━━━ Stored records

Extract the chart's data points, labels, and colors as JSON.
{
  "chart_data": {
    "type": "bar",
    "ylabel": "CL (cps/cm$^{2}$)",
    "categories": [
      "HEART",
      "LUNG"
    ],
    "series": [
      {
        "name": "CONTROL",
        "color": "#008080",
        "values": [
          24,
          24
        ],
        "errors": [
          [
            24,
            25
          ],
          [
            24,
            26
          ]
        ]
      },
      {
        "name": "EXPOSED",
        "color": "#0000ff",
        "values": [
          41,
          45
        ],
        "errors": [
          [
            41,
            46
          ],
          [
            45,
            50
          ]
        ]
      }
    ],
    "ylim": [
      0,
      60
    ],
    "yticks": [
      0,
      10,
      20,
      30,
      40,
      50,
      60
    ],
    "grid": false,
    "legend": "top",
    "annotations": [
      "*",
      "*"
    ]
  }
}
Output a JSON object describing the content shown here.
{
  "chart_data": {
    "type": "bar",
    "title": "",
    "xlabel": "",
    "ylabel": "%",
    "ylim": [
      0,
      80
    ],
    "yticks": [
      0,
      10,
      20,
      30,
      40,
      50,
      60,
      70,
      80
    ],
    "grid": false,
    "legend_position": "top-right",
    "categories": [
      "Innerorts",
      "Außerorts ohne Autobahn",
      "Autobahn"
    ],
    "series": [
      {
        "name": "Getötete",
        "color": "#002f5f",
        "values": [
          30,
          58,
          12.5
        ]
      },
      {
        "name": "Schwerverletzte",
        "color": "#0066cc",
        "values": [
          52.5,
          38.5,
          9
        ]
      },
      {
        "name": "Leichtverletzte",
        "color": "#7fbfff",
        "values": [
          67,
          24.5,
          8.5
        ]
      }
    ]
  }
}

━━━━━━

[Stated problem]:
Extract the complete listing above, reproducing each line exactly.

[Finished task]:
Extract the chart's data points, labels, and colors as JSON.
{
  "chart_data": {
    "type": "bar",
    "ylabel": "CL (cps/cm$^{2}$)",
    "categories": [
      "HEART",
      "LUNG"
    ],
    "series": [
      {
        "name": "CONTROL",
        "color": "#008080",
        "values": [
          24,
          24
        ],
        "errors": [
          [
            24,
            25
          ],
          [
            24,
            26
          ]
        ]
      },
      {
        "name": "EXPOSED",
        "color": "#0000ff",
        "values": [
          41,
          45
        ],
        "errors": [
          [
            41,
            46
          ],
          [
            45,
            50
          ]
        ]
      }
    ],
    "ylim": [
      0,
      60
    ],
    "yticks": [
      0,
      10,
      20,
      30,
      40,
      50,
      60
    ],
    "grid": false,
    "legend": "top",
    "annotations": [
      "*",
      "*"
    ]
  }
}
Output a JSON object describing the content shown here.
{
  "chart_data": {
    "type": "bar",
    "title": "",
    "xlabel": "",
    "ylabel": "%",
    "ylim": [
      0,
      80
    ],
    "yticks": [
      0,
      10,
      20,
      30,
      40,
      50,
      60,
      70,
      80
    ],
    "grid": false,
    "legend_position": "top-right",
    "categories": [
      "Innerorts",
      "Außerorts ohne Autobahn",
      "Autobahn"
    ],
    "series": [
      {
        "name": "Getötete",
        "color": "#002f5f",
        "values": [
          30,
          58,
          12.5
        ]
      },
      {
        "name": "Schwerverletzte",
        "color": "#0066cc",
        "values": [
          52.5,
          38.5,
          9
        ]
      },
      {
        "name": "Leichtverletzte",
        "color": "#7fbfff",
        "values": [
          67,
          24.5,
          8.5
        ]
      }
    ]
  }
}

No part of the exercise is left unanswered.